What to do: Quote all of the data below exactly, please.
------------------------------------
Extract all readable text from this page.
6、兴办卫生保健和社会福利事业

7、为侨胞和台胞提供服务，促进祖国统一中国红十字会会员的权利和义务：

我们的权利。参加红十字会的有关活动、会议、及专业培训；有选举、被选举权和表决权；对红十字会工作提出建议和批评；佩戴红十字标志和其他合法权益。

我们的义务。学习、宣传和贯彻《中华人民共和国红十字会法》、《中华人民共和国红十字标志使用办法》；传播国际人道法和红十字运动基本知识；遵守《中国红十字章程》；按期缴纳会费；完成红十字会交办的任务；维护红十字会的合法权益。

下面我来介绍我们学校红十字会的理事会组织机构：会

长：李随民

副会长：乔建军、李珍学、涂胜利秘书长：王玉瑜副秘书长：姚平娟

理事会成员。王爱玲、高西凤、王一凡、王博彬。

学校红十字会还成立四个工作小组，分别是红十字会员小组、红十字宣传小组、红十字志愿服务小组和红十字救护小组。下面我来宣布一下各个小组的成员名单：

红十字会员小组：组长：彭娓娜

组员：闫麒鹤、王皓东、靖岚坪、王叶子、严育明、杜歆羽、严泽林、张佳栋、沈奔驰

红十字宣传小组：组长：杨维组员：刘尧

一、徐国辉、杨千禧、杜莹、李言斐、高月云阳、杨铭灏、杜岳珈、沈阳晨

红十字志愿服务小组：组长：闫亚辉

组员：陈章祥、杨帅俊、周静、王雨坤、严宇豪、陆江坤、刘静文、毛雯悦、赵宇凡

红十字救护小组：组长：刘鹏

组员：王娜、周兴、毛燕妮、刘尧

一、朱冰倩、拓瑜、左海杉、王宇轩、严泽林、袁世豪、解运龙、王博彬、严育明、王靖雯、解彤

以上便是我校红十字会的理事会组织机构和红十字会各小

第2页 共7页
------------------------------------
Answer to the problem:
Extract all readable text from this page.
6、兴办卫生保健和社会福利事业

7、为侨胞和台胞提供服务，促进祖国统一中国红十字会会员的权利和义务：

我们的权利。参加红十字会的有关活动、会议、及专业培训；有选举、被选举权和表决权；对红十字会工作提出建议和批评；佩戴红十字标志和其他合法权益。

我们的义务。学习、宣传和贯彻《中华人民共和国红十字会法》、《中华人民共和国红十字标志使用办法》；传播国际人道法和红十字运动基本知识；遵守《中国红十字章程》；按期缴纳会费；完成红十字会交办的任务；维护红十字会的合法权益。

下面我来介绍我们学校红十字会的理事会组织机构：会

长：李随民

副会长：乔建军、李珍学、涂胜利秘书长：王玉瑜副秘书长：姚平娟

理事会成员。王爱玲、高西凤、王一凡、王博彬。

学校红十字会还成立四个工作小组，分别是红十字会员小组、红十字宣传小组、红十字志愿服务小组和红十字救护小组。下面我来宣布一下各个小组的成员名单：

红十字会员小组：组长：彭娓娜

组员：闫麒鹤、王皓东、靖岚坪、王叶子、严育明、杜歆羽、严泽林、张佳栋、沈奔驰

红十字宣传小组：组长：杨维组员：刘尧

一、徐国辉、杨千禧、杜莹、李言斐、高月云阳、杨铭灏、杜岳珈、沈阳晨

红十字志愿服务小组：组长：闫亚辉

组员：陈章祥、杨帅俊、周静、王雨坤、严宇豪、陆江坤、刘静文、毛雯悦、赵宇凡

红十字救护小组：组长：刘鹏

组员：王娜、周兴、毛燕妮、刘尧

一、朱冰倩、拓瑜、左海杉、王宇轩、严泽林、袁世豪、解运龙、王博彬、严育明、王靖雯、解彤

以上便是我校红十字会的理事会组织机构和红十字会各小

第2页 共7页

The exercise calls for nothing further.